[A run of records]
========

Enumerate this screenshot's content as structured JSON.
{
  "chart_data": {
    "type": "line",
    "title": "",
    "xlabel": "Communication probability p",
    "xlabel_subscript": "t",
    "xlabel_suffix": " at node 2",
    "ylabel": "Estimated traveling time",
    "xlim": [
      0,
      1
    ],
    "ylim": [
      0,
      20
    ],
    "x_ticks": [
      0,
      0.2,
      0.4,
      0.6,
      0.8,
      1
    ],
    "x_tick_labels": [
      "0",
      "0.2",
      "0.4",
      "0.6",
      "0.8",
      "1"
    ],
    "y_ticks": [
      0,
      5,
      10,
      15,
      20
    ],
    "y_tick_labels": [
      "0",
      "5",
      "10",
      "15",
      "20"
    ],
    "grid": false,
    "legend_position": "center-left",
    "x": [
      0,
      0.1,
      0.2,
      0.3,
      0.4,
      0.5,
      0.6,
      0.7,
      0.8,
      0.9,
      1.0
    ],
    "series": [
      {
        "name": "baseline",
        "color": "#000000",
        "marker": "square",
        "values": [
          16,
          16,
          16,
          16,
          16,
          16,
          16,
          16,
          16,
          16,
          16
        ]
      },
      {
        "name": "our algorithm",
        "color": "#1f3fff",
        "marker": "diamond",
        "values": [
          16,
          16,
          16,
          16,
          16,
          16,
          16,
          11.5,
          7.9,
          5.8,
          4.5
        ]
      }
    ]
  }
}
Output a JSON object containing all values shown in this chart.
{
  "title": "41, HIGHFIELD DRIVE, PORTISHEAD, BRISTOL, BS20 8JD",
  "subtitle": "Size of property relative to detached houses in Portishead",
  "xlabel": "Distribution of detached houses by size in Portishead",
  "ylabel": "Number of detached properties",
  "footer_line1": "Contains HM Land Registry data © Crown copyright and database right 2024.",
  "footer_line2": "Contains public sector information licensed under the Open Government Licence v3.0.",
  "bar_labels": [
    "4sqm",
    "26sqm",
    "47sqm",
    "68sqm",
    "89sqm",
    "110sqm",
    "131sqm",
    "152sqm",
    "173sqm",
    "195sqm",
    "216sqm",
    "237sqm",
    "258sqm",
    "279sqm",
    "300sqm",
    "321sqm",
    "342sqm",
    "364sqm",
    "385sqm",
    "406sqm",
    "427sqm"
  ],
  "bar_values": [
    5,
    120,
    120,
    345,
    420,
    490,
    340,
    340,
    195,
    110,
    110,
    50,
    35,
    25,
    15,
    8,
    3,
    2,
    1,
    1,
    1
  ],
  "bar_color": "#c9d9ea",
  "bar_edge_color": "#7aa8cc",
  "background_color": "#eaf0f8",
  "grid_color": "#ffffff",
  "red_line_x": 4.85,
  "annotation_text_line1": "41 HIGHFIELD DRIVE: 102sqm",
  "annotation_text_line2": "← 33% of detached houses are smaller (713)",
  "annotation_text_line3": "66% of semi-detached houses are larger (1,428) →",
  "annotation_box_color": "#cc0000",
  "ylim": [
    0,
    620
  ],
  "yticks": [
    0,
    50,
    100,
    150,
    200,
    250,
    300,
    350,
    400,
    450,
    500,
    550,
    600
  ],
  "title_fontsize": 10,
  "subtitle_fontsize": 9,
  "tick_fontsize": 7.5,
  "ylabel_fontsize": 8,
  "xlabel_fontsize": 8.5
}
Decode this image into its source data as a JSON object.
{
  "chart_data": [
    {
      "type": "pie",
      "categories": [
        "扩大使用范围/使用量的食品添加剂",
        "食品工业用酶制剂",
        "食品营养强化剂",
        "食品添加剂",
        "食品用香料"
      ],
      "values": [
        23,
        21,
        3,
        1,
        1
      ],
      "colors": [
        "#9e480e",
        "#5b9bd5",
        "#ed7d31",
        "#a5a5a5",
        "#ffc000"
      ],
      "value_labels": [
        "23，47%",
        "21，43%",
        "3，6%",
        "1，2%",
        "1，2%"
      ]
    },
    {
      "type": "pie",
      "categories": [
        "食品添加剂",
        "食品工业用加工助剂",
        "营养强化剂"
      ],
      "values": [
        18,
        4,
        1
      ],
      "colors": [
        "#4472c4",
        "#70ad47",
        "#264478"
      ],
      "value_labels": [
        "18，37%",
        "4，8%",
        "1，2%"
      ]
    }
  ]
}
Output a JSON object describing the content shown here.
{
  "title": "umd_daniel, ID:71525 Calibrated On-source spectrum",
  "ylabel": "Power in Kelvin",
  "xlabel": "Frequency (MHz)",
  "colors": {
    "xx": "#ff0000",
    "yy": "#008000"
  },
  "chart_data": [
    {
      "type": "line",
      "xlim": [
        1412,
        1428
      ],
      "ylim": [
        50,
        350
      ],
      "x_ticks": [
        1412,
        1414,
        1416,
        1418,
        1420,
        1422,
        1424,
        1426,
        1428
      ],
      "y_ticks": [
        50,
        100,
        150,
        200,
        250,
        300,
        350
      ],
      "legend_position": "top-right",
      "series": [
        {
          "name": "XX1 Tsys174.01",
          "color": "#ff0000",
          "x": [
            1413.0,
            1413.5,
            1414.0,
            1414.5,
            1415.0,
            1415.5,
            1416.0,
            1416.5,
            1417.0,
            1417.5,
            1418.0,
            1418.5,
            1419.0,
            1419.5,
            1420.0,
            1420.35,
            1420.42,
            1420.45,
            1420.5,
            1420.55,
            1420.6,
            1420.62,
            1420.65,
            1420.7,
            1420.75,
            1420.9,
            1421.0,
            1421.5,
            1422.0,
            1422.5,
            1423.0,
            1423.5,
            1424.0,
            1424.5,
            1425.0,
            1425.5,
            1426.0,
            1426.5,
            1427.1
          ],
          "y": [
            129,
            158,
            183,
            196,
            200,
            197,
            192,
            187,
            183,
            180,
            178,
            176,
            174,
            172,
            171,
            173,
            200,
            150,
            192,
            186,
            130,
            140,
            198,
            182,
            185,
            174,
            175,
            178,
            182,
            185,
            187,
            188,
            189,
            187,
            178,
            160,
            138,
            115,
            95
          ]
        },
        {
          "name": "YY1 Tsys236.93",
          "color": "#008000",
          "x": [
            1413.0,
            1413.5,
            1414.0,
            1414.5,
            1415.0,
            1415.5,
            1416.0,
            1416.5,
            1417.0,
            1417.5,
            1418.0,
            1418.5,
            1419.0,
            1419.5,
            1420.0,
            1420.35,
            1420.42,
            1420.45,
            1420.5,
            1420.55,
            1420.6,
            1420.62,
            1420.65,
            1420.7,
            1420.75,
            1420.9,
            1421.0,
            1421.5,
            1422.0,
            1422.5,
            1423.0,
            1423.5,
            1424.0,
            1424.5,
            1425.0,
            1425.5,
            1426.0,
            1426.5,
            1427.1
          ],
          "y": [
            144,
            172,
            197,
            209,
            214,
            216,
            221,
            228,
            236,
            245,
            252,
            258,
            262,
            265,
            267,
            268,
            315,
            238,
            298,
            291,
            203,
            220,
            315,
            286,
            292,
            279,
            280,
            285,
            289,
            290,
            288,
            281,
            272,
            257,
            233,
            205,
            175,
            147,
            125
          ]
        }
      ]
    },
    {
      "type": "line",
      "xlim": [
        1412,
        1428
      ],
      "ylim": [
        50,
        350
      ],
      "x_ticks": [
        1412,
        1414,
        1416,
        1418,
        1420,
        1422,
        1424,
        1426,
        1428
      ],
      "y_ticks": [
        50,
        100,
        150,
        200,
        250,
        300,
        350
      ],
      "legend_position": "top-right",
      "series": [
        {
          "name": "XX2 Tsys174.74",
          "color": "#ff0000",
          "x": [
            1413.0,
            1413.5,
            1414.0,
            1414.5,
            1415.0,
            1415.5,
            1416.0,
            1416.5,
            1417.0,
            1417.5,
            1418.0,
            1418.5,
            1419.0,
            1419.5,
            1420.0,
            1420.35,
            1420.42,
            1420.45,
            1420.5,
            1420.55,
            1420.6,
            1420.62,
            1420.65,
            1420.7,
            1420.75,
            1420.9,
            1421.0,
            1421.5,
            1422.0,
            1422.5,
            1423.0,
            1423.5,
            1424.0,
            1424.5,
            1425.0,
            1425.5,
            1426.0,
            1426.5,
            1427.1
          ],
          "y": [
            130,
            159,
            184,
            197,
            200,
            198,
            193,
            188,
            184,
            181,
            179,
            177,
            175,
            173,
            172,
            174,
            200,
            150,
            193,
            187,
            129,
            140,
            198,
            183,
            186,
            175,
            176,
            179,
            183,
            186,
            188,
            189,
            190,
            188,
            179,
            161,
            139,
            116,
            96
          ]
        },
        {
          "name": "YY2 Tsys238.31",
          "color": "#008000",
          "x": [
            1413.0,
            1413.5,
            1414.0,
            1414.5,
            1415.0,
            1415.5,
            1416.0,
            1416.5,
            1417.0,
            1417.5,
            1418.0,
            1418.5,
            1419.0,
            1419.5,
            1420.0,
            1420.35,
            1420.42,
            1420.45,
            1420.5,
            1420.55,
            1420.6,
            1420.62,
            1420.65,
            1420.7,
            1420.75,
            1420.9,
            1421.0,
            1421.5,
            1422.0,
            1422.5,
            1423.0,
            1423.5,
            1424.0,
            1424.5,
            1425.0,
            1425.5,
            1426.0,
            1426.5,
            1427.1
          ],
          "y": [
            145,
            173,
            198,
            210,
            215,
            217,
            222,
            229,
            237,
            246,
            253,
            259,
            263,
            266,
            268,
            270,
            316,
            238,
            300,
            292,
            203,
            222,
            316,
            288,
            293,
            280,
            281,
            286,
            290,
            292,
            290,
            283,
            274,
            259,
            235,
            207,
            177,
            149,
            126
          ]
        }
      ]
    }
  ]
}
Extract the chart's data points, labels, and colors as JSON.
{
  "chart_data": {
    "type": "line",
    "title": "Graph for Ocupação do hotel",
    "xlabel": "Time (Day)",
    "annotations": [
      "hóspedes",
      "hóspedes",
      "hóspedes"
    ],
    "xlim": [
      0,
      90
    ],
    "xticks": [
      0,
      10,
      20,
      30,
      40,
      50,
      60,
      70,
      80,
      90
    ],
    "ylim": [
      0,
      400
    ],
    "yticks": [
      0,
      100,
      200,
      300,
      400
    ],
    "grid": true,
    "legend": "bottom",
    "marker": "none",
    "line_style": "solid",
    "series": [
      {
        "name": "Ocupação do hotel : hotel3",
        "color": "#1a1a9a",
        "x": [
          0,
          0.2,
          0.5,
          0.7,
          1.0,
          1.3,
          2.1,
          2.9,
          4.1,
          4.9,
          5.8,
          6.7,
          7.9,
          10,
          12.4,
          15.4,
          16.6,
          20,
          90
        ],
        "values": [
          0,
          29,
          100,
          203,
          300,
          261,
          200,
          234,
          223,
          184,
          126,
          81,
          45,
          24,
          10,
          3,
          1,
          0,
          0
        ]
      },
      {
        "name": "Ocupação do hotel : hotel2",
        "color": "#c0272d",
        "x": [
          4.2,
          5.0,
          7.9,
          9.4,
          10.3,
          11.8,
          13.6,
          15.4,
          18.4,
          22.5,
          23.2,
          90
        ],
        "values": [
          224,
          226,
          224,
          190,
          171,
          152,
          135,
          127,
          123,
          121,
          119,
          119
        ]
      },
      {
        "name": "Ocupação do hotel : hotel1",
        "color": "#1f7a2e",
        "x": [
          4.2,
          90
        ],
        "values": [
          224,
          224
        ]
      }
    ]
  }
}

========

### DESCRIPTION OF THE TASK:
Select every line of the records holding the string "Ocupação".

### RESULT FOR THIS EXERCISE:
    "title": "Graph for Ocupação do hotel",
        "name": "Ocupação do hotel : hotel3",
        "name": "Ocupação do hotel : hotel2",
        "name": "Ocupação do hotel : hotel1",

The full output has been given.